*Exercise instructions*
Gather every line holding the string "true".

== Exercise inputs ==

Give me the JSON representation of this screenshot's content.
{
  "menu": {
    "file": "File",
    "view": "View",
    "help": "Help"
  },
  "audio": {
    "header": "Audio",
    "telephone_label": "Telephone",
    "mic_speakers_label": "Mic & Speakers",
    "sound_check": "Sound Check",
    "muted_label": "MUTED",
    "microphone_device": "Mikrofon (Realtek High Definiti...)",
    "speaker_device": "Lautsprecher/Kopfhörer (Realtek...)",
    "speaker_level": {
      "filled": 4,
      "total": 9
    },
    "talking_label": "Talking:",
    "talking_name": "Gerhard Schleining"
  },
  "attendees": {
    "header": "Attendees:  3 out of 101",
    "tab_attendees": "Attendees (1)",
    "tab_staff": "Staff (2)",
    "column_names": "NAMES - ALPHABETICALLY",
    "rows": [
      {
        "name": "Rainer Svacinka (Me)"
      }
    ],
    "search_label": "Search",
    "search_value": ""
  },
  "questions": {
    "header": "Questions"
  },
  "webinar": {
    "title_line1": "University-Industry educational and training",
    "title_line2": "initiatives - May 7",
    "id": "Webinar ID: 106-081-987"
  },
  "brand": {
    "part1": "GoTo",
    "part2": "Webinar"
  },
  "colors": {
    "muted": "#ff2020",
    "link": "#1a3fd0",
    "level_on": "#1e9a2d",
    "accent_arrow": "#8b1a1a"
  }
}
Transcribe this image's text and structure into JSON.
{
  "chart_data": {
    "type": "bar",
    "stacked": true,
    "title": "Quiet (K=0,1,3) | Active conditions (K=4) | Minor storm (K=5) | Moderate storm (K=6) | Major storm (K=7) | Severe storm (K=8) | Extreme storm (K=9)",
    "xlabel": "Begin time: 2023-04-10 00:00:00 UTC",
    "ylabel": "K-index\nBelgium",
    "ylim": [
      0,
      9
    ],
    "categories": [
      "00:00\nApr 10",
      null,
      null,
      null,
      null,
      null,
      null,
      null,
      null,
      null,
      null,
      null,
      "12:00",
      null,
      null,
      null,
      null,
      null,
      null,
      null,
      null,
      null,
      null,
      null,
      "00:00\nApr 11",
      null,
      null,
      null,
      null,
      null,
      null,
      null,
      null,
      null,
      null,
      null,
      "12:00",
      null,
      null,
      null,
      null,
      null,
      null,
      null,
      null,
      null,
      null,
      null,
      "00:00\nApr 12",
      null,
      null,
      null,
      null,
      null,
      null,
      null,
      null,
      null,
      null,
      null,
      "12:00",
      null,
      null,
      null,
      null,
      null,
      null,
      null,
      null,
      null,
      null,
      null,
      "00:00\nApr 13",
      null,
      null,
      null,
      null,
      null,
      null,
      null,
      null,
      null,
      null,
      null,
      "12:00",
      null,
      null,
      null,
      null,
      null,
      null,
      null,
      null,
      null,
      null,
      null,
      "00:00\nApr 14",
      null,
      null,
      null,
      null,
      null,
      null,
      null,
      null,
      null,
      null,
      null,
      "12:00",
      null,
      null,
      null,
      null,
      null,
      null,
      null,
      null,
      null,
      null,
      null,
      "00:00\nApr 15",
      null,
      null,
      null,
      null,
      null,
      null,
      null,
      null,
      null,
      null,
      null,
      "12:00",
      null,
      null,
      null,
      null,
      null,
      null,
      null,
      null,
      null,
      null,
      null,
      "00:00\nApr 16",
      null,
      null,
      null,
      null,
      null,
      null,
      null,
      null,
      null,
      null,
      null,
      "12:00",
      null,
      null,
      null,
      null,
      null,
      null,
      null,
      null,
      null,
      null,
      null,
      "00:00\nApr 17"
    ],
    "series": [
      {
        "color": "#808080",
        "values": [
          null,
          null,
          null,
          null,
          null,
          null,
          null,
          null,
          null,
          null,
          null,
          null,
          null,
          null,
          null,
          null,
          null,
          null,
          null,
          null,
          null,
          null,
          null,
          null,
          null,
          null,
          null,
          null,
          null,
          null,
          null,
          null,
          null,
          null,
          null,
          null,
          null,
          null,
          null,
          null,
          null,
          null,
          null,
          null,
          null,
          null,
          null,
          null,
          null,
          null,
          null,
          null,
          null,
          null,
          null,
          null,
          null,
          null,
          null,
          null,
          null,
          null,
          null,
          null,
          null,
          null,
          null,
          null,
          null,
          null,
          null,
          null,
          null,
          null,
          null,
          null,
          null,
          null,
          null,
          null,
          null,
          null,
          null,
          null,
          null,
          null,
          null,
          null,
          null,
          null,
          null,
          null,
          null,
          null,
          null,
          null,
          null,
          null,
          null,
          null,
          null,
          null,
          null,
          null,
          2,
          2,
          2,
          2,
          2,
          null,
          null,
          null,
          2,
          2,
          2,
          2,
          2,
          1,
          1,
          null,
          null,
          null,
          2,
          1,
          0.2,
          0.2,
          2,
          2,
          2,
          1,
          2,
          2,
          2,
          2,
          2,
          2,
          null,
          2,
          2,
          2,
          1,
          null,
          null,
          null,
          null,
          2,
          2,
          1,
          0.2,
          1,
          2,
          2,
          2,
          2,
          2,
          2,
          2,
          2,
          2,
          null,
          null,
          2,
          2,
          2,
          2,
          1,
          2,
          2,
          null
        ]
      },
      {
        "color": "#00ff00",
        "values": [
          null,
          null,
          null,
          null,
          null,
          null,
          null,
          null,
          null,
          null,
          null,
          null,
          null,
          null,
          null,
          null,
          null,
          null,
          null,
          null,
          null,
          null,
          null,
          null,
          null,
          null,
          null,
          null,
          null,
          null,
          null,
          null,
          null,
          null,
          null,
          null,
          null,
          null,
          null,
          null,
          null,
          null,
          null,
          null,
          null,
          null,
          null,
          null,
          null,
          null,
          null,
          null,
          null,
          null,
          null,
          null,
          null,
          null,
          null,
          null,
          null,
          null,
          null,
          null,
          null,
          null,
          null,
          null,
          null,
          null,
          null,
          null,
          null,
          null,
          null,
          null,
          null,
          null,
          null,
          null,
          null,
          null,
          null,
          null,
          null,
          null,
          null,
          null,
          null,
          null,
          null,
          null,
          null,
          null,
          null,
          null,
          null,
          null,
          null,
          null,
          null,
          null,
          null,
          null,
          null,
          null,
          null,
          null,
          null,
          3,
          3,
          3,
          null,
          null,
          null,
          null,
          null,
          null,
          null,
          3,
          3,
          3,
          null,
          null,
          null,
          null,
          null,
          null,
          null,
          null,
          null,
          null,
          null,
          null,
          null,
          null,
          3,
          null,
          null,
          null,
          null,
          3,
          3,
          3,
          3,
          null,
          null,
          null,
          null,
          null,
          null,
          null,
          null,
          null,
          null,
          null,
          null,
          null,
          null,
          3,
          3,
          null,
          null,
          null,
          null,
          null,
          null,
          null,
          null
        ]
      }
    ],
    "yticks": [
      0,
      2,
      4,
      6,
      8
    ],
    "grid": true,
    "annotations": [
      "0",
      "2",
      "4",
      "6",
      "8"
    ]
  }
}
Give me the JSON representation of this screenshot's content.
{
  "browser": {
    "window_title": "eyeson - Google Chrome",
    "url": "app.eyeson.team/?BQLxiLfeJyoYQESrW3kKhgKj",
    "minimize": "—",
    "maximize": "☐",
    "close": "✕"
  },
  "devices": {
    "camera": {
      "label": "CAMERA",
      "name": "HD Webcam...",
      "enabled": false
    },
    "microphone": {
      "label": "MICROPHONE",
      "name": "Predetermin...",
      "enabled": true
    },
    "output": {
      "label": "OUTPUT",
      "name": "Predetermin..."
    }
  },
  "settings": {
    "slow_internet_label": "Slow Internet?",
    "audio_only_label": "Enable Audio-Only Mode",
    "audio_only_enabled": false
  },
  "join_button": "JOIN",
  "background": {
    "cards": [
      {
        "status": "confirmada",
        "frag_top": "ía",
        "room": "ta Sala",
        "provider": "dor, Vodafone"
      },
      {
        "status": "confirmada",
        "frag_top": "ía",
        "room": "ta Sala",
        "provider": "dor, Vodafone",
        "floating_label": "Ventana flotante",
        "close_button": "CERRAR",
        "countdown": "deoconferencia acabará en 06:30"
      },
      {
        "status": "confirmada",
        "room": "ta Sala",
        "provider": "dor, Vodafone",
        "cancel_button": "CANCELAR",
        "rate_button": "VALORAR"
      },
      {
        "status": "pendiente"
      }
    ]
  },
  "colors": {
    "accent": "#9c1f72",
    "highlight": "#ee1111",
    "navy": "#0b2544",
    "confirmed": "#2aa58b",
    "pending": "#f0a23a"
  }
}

===

*Answer to the problem*
    "stacked": true,
    "grid": true,
      "enabled": true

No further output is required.